##### INFORMATION SHOWN
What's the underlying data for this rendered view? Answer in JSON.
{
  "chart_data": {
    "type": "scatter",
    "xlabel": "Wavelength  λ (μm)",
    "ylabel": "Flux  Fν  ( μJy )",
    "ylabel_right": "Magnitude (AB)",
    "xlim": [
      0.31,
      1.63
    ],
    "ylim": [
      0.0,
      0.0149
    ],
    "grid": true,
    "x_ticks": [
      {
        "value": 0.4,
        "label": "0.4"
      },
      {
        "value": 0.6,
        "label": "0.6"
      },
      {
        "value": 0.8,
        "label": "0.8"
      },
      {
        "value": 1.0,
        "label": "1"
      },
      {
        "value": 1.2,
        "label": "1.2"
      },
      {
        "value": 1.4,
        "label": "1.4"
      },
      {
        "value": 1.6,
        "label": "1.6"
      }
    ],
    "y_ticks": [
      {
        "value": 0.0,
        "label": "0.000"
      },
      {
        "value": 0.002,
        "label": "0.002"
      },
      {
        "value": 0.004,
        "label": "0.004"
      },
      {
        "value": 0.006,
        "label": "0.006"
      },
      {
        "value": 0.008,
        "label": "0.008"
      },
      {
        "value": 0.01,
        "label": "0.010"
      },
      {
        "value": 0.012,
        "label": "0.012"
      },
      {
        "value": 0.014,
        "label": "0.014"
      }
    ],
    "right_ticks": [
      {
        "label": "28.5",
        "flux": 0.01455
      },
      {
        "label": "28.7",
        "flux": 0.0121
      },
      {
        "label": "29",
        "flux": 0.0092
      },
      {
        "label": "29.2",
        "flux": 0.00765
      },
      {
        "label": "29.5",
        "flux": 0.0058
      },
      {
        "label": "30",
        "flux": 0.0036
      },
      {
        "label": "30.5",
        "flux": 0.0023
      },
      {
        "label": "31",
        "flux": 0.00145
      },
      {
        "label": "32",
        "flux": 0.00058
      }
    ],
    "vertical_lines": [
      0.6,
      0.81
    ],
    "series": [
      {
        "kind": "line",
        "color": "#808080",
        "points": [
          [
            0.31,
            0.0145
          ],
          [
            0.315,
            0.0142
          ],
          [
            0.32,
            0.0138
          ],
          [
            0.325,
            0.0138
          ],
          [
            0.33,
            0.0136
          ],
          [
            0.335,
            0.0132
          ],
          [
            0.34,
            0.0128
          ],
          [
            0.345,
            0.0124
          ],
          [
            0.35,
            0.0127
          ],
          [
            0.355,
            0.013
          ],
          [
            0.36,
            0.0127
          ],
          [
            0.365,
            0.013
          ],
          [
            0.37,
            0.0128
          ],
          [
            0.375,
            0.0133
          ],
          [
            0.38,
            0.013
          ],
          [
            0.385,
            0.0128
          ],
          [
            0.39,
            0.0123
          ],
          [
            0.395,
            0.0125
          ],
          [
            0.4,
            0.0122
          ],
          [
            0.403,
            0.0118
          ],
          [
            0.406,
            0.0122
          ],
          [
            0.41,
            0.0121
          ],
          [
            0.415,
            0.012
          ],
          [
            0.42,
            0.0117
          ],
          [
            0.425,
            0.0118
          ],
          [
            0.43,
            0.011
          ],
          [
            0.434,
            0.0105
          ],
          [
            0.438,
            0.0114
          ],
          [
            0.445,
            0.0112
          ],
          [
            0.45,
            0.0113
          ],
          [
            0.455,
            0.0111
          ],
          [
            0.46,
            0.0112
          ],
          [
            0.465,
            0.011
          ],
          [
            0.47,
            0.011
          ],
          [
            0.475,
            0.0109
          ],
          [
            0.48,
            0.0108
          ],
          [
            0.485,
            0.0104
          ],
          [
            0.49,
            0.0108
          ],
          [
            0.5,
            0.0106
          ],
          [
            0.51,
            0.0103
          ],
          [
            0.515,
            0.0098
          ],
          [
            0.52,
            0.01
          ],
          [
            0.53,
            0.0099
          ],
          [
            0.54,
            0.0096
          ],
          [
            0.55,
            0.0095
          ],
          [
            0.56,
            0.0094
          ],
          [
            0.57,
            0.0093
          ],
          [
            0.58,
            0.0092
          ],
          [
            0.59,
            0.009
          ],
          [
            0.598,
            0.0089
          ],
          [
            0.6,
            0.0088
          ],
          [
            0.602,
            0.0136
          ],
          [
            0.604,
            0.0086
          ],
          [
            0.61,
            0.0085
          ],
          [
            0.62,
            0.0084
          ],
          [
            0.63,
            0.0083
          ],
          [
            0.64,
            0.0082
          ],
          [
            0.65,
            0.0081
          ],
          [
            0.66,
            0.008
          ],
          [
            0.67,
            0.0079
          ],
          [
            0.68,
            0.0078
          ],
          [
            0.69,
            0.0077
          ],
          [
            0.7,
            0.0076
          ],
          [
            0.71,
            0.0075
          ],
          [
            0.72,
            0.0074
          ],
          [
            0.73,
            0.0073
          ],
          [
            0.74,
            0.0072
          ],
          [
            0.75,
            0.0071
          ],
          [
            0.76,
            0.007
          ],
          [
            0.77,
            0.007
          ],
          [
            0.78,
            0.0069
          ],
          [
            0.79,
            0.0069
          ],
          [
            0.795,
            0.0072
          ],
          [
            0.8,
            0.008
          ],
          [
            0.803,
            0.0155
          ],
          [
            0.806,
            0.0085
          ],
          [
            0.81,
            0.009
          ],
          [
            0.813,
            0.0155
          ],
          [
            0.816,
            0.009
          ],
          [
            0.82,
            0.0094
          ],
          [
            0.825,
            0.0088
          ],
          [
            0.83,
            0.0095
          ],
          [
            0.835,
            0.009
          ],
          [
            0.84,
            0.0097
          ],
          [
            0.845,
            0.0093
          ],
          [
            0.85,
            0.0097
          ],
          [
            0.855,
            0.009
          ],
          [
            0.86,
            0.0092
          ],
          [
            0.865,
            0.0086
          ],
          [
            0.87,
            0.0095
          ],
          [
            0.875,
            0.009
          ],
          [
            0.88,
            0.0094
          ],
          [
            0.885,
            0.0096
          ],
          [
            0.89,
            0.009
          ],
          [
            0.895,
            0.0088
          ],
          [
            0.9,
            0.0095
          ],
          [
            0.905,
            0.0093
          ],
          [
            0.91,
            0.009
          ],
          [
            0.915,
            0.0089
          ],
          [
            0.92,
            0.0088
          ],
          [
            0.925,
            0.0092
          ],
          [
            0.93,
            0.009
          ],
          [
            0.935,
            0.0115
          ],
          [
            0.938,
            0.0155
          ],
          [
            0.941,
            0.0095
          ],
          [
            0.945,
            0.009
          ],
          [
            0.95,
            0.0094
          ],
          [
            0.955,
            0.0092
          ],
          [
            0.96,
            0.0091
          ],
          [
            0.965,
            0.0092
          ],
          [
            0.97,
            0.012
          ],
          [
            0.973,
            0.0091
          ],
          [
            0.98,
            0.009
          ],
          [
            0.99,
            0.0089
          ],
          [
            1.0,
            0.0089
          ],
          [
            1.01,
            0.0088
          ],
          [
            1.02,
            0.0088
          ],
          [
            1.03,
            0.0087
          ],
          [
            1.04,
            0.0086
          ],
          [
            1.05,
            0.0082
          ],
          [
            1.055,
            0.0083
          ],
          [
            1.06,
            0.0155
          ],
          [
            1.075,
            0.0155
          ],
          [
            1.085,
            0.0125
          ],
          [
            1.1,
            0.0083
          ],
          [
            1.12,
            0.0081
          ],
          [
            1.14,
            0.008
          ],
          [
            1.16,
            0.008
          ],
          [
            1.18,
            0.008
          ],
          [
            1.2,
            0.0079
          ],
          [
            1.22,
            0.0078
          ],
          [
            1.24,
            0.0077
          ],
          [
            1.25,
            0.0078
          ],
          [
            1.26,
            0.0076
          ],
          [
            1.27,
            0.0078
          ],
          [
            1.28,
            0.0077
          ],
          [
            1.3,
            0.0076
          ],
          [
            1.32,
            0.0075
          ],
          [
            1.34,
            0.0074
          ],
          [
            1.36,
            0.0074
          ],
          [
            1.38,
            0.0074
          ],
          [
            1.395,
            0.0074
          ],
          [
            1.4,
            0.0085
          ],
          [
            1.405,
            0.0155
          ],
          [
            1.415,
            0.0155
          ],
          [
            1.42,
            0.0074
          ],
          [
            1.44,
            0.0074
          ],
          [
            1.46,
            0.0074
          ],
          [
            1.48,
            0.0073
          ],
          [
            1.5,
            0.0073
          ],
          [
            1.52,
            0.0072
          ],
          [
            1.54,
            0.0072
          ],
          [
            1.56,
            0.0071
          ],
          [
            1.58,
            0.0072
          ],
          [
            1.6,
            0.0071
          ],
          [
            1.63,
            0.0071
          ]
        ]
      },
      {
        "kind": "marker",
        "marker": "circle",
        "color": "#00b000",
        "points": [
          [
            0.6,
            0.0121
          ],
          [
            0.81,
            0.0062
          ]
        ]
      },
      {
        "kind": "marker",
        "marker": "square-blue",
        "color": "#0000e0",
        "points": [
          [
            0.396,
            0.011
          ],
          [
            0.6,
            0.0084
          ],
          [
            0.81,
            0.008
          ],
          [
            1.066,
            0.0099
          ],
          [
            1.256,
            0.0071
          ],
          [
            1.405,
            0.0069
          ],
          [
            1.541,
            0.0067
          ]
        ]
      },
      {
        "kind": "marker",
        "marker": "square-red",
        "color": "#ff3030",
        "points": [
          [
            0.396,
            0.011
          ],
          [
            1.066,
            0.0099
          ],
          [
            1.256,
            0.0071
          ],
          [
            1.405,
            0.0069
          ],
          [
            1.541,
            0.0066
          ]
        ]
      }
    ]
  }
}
##########
## TASK GOAL
List the lines that contain the word "square".

## SOLUTION FOR THIS TASK
        "marker": "square-blue",
        "marker": "square-red",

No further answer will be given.